Given request
Scan the data below for the string "Bulan". Show every line where it turns up.
⁂
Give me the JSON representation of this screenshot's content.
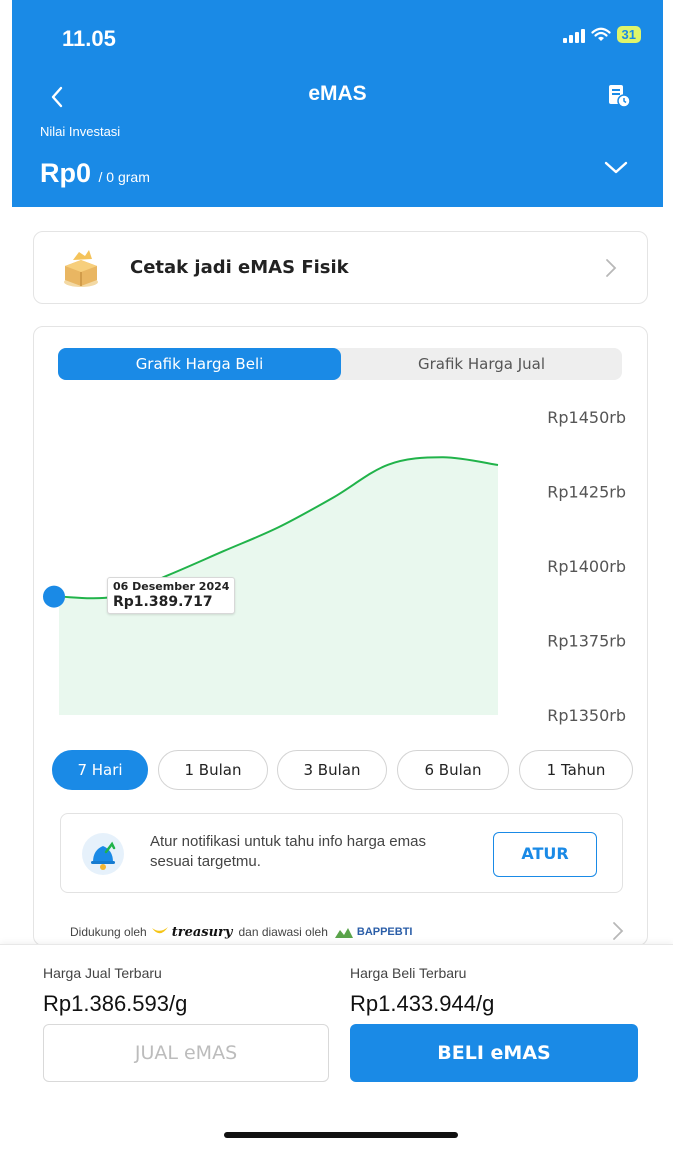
{
  "status_bar": {
    "time": "11.05",
    "battery": "31"
  },
  "header": {
    "title": "eMAS",
    "investment_label": "Nilai Investasi",
    "investment_value": "Rp0",
    "investment_gram": "/ 0 gram"
  },
  "cetak": {
    "label": "Cetak jadi eMAS Fisik"
  },
  "chart_tabs": [
    {
      "label": "Grafik Harga Beli",
      "active": true
    },
    {
      "label": "Grafik Harga Jual",
      "active": false
    }
  ],
  "tooltip": {
    "date": "06 Desember 2024",
    "value": "Rp1.389.717"
  },
  "ranges": [
    {
      "label": "7 Hari",
      "active": true
    },
    {
      "label": "1 Bulan",
      "active": false
    },
    {
      "label": "3 Bulan",
      "active": false
    },
    {
      "label": "6 Bulan",
      "active": false
    },
    {
      "label": "1 Tahun",
      "active": false
    }
  ],
  "notification": {
    "text": "Atur notifikasi untuk tahu info harga emas sesuai targetmu.",
    "button": "ATUR"
  },
  "support": {
    "prefix": "Didukung oleh",
    "partner": "treasury",
    "middle": "dan diawasi oleh",
    "regulator": "BAPPEBTI"
  },
  "bottom": {
    "sell_label": "Harga Jual Terbaru",
    "sell_value": "Rp1.386.593/g",
    "buy_label": "Harga Beli Terbaru",
    "buy_value": "Rp1.433.944/g",
    "sell_button": "JUAL eMAS",
    "buy_button": "BELI eMAS"
  },
  "colors": {
    "primary": "#1a8ae6",
    "line": "#21b34a",
    "fill": "#e9f8ee"
  },
  "chart_data": {
    "type": "area",
    "y_tick_labels": [
      "Rp1450rb",
      "Rp1425rb",
      "Rp1400rb",
      "Rp1375rb",
      "Rp1350rb"
    ],
    "y_ticks": [
      1450,
      1425,
      1400,
      1375,
      1350
    ],
    "ylim": [
      1350,
      1450
    ],
    "series": [
      {
        "values": [
          1389.717,
          1389.717,
          1397,
          1405,
          1413,
          1423,
          1434,
          1436.5,
          1433.9
        ]
      }
    ],
    "grid": false
  }
}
⁂
Answer for the task
      "label": "1 Bulan",
      "label": "3 Bulan",
      "label": "6 Bulan",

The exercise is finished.